** Objective **
Filter these entries, keeping only lines that hold the word "ПОРОЖНЬОГО".

** Extracted entries **
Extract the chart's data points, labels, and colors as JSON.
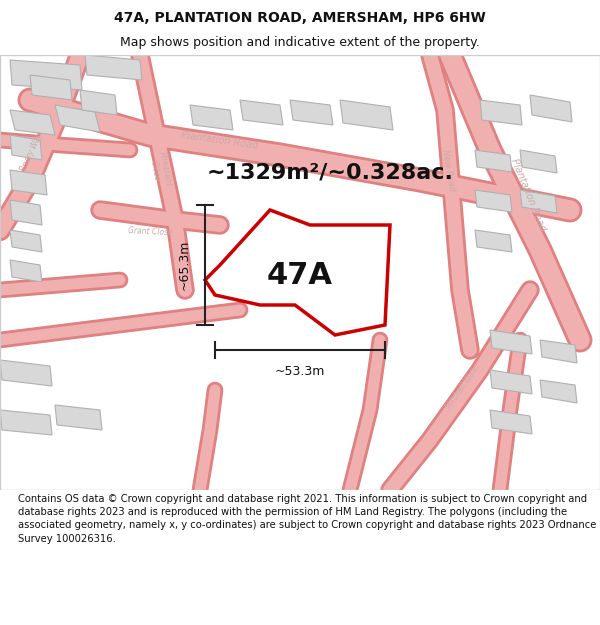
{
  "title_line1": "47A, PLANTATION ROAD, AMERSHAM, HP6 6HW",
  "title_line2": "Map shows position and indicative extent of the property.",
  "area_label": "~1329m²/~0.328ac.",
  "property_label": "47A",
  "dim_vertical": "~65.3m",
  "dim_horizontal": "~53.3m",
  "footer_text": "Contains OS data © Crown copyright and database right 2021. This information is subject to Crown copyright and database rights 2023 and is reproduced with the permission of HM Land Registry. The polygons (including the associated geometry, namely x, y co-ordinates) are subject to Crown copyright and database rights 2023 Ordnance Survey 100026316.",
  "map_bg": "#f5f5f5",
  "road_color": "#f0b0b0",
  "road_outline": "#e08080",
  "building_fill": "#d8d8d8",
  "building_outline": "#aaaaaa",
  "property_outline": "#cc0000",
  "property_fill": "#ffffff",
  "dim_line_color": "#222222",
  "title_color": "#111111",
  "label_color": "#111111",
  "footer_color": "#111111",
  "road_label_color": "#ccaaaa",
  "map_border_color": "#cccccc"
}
...
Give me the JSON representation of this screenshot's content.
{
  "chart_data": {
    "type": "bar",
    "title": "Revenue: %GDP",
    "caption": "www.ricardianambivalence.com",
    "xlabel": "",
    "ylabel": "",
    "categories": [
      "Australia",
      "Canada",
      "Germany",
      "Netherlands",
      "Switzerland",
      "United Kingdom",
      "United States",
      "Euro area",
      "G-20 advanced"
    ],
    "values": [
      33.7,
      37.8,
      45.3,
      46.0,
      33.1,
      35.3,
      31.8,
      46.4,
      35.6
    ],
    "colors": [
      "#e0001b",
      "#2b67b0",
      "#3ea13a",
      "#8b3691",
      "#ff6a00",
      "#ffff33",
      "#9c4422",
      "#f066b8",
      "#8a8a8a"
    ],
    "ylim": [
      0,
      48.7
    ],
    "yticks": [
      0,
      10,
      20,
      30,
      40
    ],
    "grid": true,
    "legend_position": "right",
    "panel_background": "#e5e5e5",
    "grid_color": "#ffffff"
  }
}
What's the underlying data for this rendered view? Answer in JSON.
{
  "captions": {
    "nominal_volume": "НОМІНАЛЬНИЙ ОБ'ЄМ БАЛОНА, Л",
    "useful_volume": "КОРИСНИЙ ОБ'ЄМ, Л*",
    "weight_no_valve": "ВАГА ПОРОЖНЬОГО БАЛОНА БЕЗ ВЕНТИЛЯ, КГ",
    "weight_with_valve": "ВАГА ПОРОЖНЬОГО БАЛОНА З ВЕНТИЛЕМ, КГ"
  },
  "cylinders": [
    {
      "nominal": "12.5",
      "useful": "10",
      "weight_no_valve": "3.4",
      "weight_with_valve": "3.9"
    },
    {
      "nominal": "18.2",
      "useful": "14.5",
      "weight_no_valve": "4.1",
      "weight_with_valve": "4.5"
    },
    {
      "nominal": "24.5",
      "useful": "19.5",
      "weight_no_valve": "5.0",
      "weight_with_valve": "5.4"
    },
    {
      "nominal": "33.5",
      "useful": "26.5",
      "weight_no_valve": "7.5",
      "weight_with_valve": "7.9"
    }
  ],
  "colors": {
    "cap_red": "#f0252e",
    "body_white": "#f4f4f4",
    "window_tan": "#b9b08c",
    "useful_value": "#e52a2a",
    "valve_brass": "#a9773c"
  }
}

** Result **
    "weight_no_valve": "ВАГА ПОРОЖНЬОГО БАЛОНА БЕЗ ВЕНТИЛЯ, КГ",
    "weight_with_valve": "ВАГА ПОРОЖНЬОГО БАЛОНА З ВЕНТИЛЕМ, КГ"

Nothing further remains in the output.